§ Ações necessárias:
• a. Responda com base na crônica sobre a febre:
(i) A que a febre é comparada por ser obsessiva?
(ii) A que é comparada a letargia boa em que ela põe o resto do corpo?
(iii) Que nome a febre poderia ter?
• b. Por favor, continue a crônica sobre a febre a partir do ponto em que ela termina.

§ Texto selecionado:

A febre João, crônica de Luiz Henrique Gurgel

 por Luiz Henrique Gurgel__



                                                                  
                                                           
Sou dado a certos ardores e um tem me acompanhado há meses. Febre que não sentia fazia algum tempo. Veio de forma inesperada, sem que eu soubesse o que a provocou, dias e horas seguidas em mim. Às vezes é mais intermitente, dia sim, dia não, ou, para minha intranquilidade, semana, sim, semana não. É obsessiva, como o herpes, à espreita dentro da gente. Mas esta é benigna, vem e se instala, é sonora e doce.

Quando some, sinto uma espécie de banzo, a ponto de eu mesmo dar um jeito de provocar sua volta. É contraditória, pois baixa a temperatura e me coloca num certo estado de felicidade, meio zen. Ela se repete de instante a instante, em fluxo, toma ares de permanência e aí não se quer mais sair daquele estado. Vibra pela caixa craniana, põe o resto do corpo numa espécie de letargia boa, como uma endorfina.

Ela tem nome, tom, ritmo e um ser que a provoca, fundidos de tal modo que viram uma coisa só. Poderia chamar-se assim: Joãogilbertoéprecisoperdoar.

§ Informações fornecidas:
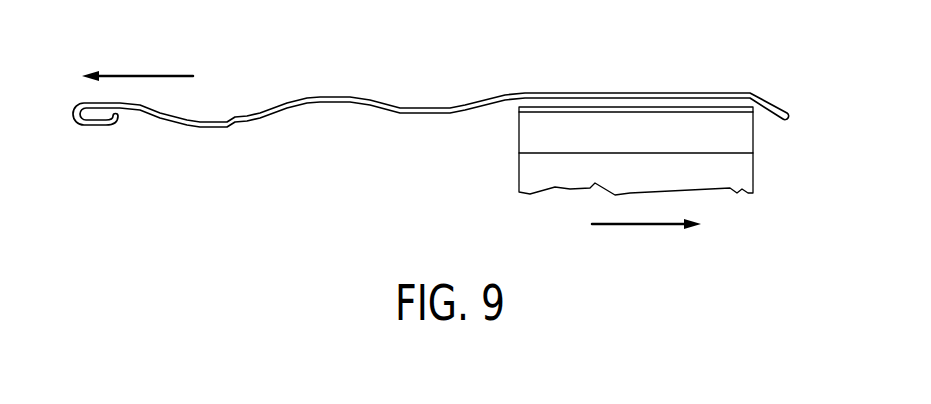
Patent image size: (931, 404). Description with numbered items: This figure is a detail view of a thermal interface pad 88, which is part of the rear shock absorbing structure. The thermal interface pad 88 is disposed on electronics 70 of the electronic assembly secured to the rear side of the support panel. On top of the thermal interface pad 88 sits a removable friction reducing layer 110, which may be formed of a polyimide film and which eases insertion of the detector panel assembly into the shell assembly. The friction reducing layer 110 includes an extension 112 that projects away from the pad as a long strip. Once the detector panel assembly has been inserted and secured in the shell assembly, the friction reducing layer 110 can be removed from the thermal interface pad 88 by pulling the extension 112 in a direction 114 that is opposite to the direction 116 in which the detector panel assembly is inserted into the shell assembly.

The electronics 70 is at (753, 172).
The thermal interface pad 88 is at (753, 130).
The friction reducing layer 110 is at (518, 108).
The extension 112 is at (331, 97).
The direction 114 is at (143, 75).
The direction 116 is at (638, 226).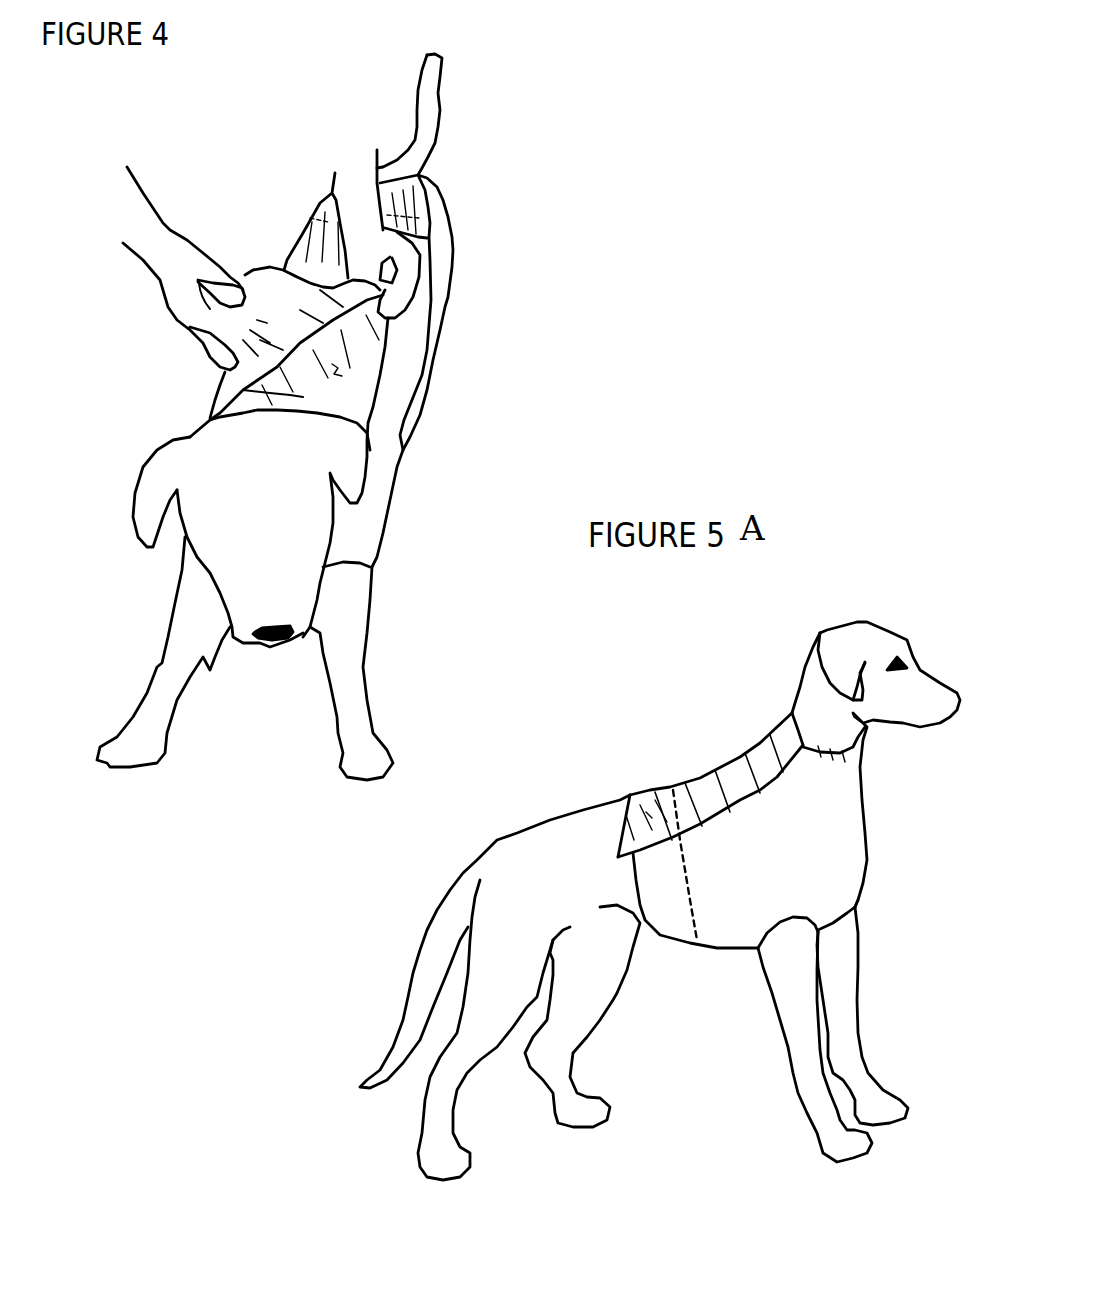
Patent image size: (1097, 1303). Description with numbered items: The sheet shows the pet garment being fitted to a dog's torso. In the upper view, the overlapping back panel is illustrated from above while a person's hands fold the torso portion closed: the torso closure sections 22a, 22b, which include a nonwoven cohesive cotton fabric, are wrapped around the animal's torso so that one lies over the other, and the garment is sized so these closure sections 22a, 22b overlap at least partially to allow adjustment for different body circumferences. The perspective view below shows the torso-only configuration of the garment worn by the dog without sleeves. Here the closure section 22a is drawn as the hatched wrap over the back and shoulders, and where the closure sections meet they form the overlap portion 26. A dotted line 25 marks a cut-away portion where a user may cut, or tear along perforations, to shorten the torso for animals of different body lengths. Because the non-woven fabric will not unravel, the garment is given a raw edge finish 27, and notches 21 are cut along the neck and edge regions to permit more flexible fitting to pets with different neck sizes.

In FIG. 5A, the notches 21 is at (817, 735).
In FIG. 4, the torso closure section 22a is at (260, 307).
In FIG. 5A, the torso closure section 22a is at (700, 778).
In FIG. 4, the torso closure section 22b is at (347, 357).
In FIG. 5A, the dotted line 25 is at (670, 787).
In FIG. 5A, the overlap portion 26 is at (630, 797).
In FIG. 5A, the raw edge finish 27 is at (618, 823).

--

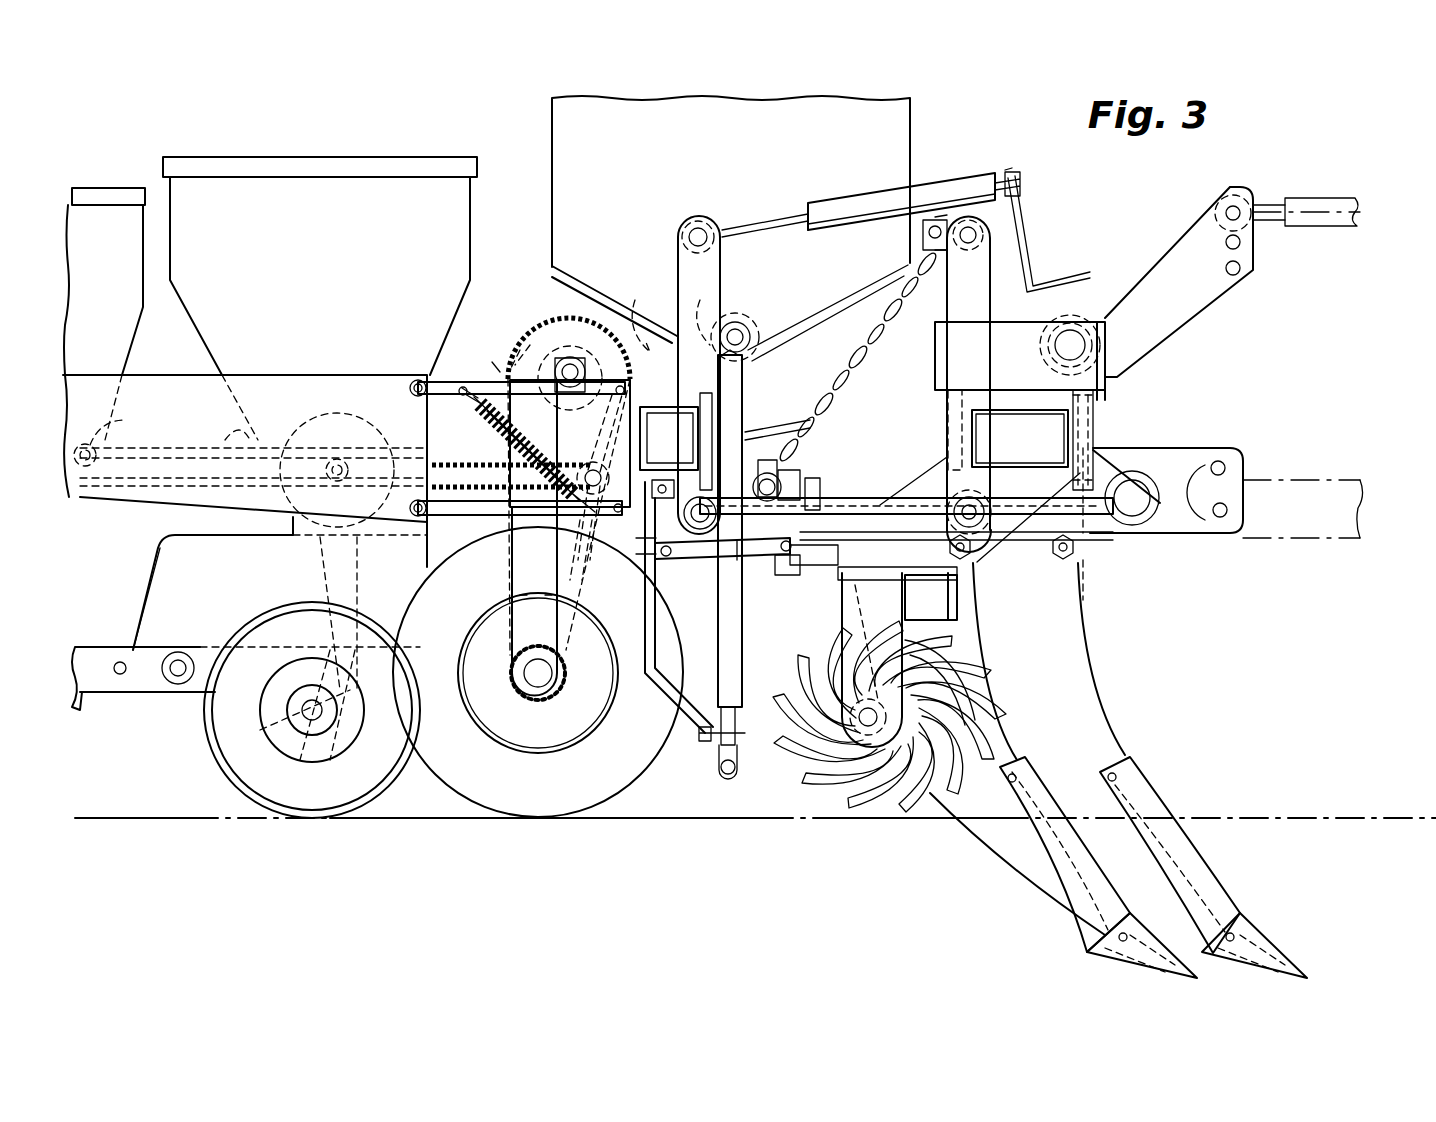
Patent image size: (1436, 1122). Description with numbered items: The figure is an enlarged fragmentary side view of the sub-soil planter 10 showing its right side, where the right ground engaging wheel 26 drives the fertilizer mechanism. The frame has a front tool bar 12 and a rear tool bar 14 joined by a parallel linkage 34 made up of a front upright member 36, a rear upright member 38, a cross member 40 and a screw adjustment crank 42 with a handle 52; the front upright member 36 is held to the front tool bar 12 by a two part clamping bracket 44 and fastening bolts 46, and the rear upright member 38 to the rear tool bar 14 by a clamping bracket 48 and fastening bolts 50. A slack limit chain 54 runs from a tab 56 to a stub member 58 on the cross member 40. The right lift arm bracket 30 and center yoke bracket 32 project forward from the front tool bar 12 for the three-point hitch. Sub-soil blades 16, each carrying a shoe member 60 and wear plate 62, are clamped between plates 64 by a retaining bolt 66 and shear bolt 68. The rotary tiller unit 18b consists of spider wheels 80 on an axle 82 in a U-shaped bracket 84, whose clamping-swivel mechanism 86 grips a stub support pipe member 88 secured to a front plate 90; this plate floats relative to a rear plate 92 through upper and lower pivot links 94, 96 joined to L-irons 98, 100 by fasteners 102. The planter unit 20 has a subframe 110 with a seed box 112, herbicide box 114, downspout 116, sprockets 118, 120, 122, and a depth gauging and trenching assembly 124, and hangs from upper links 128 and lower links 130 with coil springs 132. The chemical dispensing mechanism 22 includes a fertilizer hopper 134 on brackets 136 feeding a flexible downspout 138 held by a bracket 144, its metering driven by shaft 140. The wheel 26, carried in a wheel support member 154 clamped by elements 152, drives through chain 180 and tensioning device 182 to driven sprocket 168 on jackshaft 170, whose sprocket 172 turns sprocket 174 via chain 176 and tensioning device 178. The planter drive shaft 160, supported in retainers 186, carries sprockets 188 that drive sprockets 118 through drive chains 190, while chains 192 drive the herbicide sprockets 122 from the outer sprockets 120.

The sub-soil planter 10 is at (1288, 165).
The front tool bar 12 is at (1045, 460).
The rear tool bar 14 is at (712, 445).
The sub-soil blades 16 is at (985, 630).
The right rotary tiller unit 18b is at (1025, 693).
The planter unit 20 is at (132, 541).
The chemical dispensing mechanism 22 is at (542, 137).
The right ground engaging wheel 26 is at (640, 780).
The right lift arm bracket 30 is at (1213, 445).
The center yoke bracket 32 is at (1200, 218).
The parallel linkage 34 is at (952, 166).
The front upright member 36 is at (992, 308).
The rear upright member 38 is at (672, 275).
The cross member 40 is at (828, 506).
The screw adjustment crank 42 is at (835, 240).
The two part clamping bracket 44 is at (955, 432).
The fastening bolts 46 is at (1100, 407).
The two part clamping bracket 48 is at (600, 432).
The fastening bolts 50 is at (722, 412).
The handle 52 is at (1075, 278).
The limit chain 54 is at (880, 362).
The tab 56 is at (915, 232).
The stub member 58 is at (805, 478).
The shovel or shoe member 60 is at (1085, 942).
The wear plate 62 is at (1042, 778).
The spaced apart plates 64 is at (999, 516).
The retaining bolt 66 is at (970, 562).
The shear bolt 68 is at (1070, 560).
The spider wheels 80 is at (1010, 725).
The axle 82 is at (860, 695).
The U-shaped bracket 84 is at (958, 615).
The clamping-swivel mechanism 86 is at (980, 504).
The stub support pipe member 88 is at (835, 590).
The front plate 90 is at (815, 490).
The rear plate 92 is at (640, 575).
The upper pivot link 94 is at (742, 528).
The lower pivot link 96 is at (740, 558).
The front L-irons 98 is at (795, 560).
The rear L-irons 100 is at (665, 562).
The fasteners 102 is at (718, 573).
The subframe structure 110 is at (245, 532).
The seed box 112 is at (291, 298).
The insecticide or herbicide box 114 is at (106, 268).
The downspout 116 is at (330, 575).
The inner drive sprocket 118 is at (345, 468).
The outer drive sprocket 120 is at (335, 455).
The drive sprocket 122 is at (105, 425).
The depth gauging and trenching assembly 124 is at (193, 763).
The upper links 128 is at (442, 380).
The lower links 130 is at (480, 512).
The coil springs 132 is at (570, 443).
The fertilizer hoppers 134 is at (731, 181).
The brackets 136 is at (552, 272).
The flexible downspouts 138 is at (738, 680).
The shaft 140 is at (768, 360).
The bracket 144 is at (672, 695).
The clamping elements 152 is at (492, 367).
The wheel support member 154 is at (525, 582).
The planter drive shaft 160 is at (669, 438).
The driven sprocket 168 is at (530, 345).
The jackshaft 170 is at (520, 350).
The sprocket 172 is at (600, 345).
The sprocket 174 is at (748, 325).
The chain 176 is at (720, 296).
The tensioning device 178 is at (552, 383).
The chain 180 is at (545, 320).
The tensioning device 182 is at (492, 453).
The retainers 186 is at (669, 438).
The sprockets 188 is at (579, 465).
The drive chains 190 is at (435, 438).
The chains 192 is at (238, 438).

...

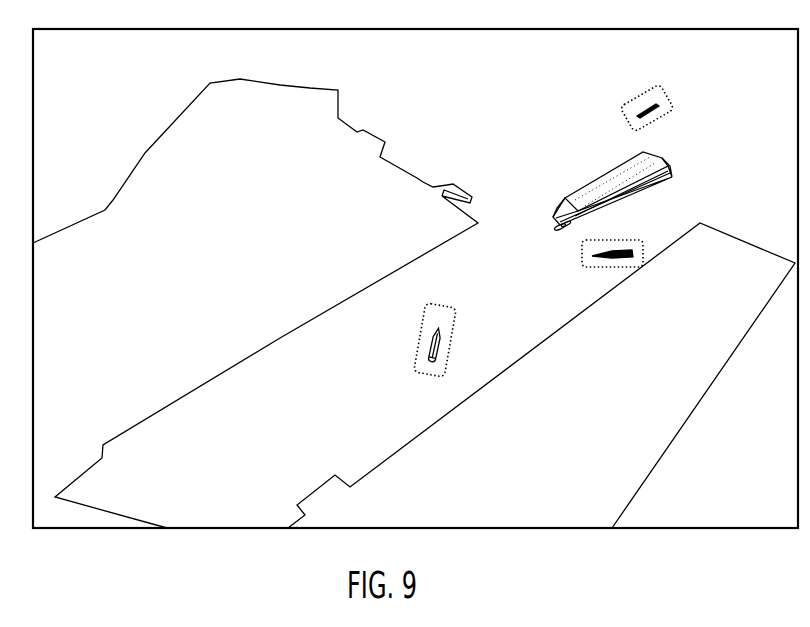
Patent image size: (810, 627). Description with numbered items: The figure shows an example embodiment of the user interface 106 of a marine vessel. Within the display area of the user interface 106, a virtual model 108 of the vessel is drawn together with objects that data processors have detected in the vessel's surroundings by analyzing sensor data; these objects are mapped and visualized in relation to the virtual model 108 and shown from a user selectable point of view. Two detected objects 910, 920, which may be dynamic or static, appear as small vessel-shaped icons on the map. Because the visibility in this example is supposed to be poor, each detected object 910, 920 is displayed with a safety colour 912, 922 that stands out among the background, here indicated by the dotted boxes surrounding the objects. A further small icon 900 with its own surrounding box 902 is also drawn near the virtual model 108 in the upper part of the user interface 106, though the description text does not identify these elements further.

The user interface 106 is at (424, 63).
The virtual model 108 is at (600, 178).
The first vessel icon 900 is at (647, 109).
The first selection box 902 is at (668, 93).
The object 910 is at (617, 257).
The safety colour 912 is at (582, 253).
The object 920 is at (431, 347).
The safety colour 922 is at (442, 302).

§ Respostas das tarefas:
• a.
(i) Ao herpes.
(ii) A uma endorfina.
(iii) Joãogilbertoéprecisoperdoar.

• b.
Não se trata de uma novidade, mas esse ressurgimento fez com que ela fosse sentida e percebida de maneira diferente. Como disse, quando chega - ou quando provoco a sua chegada e este texto está sendo feito com ela no fone de ouvido, obviamente - o estado de espírito vai se alterando.

Não lembro exatamente desde quando sofro disso. O primeiro acometimento deve ter ocorrido na adolescência. Aos poucos virou droga, fumo, yoga. Sempre esteve ali, ao alcance da mão, no disco que o baiano lançou em 1973, também conhecido por “Álbum branco”. E eu jamais perdoei minha mãe por não ter incluído essas canções entre as que punha para eu ouvir no berço. Pouco importa que eu já tivesse sete anos.

Mas a gravação que tem provocado minha pequena ruína só apareceu mesmo em disco em 2016, feita ao vivo em maio de 1976 na boate Keystone Korner, em San Francisco, nos Estados Unidos. Foi organizada pelo saxofonista Stan Getz que acompanhou João com seu grupo.

João mal! Faz a gente sofrer!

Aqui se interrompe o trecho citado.